* start *

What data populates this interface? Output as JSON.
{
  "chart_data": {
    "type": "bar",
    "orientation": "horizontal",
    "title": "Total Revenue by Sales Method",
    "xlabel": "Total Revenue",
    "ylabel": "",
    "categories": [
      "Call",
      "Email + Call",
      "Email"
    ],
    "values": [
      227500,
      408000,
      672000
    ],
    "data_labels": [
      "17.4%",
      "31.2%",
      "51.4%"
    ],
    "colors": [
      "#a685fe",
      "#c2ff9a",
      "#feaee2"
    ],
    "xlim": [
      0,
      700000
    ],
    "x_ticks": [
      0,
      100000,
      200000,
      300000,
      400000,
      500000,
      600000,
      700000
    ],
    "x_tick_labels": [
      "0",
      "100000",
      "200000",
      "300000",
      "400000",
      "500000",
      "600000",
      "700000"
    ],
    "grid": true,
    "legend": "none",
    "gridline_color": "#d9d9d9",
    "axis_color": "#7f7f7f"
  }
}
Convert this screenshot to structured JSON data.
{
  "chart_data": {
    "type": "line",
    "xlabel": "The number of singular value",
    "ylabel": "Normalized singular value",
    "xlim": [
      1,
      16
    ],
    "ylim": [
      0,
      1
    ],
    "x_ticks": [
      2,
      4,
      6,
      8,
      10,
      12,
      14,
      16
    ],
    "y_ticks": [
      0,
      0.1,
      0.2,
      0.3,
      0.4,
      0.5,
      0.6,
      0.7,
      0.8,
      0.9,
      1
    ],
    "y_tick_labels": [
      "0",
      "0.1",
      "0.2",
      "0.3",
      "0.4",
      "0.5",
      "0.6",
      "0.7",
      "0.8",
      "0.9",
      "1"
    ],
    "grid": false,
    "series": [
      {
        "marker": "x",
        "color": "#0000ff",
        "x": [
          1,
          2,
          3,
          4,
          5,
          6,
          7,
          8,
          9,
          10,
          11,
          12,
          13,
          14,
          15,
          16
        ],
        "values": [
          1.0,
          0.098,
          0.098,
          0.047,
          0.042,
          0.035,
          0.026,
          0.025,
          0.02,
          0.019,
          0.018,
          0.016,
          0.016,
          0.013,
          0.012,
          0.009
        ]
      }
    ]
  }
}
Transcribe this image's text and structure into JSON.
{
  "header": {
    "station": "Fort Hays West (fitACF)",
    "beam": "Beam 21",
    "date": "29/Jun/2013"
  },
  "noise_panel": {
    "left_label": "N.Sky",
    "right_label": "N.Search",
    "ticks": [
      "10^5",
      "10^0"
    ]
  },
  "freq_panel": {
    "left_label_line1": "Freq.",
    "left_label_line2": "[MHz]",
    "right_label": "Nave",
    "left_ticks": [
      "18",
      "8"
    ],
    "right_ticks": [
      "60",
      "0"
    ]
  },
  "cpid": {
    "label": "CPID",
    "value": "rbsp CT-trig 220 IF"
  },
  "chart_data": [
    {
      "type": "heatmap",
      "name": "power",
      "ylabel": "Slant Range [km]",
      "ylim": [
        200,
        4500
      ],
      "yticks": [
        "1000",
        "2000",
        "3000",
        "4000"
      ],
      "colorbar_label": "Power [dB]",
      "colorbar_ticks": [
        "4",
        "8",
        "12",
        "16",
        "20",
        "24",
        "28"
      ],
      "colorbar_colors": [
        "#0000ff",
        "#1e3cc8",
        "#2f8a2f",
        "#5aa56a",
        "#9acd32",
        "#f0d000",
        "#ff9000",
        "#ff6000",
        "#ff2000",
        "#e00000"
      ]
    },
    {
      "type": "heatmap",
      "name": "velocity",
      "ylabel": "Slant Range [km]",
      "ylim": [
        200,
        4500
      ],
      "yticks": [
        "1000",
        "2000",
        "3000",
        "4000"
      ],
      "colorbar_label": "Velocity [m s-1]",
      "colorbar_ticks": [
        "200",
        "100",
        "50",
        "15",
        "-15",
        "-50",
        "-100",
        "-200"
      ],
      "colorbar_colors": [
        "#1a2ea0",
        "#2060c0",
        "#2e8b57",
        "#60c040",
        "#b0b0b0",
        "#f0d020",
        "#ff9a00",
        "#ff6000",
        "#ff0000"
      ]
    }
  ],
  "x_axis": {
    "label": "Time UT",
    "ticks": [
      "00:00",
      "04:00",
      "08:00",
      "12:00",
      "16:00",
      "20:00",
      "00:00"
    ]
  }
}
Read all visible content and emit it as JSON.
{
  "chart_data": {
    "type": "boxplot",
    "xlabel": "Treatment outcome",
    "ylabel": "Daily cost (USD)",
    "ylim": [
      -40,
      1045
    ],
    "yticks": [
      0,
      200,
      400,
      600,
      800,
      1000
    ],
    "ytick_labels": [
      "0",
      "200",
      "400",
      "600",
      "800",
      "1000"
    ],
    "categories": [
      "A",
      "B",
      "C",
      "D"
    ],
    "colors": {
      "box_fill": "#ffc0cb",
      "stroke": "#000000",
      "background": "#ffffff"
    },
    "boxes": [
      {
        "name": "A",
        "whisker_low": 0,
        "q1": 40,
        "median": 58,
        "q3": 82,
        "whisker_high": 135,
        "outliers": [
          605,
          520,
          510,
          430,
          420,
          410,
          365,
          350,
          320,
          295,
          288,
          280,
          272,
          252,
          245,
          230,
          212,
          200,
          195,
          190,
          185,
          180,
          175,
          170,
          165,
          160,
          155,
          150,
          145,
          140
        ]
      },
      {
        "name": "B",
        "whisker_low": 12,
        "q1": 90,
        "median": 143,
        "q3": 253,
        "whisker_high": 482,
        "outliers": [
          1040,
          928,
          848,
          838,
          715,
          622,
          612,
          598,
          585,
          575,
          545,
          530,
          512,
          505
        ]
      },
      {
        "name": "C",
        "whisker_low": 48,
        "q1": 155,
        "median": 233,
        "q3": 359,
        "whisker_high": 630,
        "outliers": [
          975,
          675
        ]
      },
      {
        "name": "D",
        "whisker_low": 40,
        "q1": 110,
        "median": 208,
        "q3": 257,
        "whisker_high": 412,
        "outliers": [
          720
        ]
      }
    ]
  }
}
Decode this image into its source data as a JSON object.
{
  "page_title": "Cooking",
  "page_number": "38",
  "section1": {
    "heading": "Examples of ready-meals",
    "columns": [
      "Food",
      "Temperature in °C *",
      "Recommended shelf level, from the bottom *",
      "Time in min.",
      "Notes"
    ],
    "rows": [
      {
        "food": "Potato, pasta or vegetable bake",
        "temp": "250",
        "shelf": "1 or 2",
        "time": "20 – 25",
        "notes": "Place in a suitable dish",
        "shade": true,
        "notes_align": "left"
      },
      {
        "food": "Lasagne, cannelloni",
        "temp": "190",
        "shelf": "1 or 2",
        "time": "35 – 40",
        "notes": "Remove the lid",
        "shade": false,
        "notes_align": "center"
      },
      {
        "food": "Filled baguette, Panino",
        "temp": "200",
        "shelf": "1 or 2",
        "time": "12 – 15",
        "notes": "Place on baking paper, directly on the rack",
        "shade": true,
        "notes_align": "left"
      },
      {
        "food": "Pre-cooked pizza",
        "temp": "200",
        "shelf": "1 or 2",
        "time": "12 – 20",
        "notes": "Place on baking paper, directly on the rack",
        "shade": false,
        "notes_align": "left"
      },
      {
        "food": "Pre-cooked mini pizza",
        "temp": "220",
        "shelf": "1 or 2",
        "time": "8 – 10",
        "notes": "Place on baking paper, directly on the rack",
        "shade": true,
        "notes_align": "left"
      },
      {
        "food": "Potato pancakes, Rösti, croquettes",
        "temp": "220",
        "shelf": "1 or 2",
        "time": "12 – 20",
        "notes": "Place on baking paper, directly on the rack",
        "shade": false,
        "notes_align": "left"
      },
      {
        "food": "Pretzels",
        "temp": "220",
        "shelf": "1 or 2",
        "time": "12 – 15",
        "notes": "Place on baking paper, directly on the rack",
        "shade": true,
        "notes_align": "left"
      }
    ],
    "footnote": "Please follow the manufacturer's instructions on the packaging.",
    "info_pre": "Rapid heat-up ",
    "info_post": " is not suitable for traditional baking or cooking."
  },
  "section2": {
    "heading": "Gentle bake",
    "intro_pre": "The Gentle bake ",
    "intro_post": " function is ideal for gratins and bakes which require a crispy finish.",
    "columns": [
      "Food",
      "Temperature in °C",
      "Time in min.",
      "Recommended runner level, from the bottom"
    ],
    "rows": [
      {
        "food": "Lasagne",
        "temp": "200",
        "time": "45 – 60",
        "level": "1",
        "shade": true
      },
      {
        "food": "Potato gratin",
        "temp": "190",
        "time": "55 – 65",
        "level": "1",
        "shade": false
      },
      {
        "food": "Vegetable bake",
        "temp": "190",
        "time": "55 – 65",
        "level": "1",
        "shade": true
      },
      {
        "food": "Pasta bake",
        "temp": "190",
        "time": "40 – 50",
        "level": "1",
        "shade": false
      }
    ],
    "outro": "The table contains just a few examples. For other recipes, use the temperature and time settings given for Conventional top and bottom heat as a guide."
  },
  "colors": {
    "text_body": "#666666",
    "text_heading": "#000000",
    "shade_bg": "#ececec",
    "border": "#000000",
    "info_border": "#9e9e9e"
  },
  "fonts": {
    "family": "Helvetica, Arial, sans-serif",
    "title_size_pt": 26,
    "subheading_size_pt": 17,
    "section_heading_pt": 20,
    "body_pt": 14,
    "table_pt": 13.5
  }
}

* end *

— Task to complete —
Report how many lines of the listing above include the word "name". Say nothing but the number.

— Task solution —
6